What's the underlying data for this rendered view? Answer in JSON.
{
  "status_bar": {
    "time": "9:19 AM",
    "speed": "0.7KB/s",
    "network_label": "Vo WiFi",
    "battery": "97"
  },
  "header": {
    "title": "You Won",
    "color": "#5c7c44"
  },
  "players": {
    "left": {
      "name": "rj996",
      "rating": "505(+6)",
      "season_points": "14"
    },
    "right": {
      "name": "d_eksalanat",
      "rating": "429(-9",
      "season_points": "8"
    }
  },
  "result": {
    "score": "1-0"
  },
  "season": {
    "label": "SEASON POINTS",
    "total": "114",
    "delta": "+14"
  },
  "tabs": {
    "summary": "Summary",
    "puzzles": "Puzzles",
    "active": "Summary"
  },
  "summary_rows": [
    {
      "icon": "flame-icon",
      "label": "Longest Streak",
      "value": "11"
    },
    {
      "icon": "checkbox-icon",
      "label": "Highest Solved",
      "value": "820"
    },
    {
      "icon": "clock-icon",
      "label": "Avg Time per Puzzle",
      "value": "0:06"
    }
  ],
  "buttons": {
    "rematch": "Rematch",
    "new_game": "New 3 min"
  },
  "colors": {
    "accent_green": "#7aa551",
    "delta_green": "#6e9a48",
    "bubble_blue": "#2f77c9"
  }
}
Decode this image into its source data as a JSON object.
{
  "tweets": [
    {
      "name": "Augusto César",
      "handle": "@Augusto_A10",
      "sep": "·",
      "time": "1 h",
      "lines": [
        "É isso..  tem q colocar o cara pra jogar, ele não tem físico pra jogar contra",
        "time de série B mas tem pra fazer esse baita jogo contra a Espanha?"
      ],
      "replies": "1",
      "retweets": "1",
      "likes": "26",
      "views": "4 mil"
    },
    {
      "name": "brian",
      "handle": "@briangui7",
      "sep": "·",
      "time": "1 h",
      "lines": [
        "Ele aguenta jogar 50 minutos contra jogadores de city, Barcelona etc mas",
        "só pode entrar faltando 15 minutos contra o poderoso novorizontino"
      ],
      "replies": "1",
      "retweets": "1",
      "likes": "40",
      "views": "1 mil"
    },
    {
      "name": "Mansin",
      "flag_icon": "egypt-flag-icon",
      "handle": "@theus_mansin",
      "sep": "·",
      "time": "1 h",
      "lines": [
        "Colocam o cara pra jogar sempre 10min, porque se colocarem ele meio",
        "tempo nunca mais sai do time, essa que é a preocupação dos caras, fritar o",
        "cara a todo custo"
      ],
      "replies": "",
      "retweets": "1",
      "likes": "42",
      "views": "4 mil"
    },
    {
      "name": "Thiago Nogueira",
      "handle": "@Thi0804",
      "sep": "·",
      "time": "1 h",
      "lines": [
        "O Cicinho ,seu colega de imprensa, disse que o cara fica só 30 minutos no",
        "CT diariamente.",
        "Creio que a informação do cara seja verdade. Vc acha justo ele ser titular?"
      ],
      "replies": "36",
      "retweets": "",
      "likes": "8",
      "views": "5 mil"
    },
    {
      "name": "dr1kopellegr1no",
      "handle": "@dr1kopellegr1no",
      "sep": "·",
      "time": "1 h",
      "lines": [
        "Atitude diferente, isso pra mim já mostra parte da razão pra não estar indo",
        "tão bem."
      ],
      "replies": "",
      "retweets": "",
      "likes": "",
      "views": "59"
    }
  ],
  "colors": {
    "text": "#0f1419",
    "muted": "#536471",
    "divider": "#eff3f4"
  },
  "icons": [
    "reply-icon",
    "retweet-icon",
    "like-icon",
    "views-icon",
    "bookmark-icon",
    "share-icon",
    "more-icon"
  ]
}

====

■ Required task
Give the count of lines in the data shown above that contain "jogar", and nothing else.

■ Solution to this exercise
3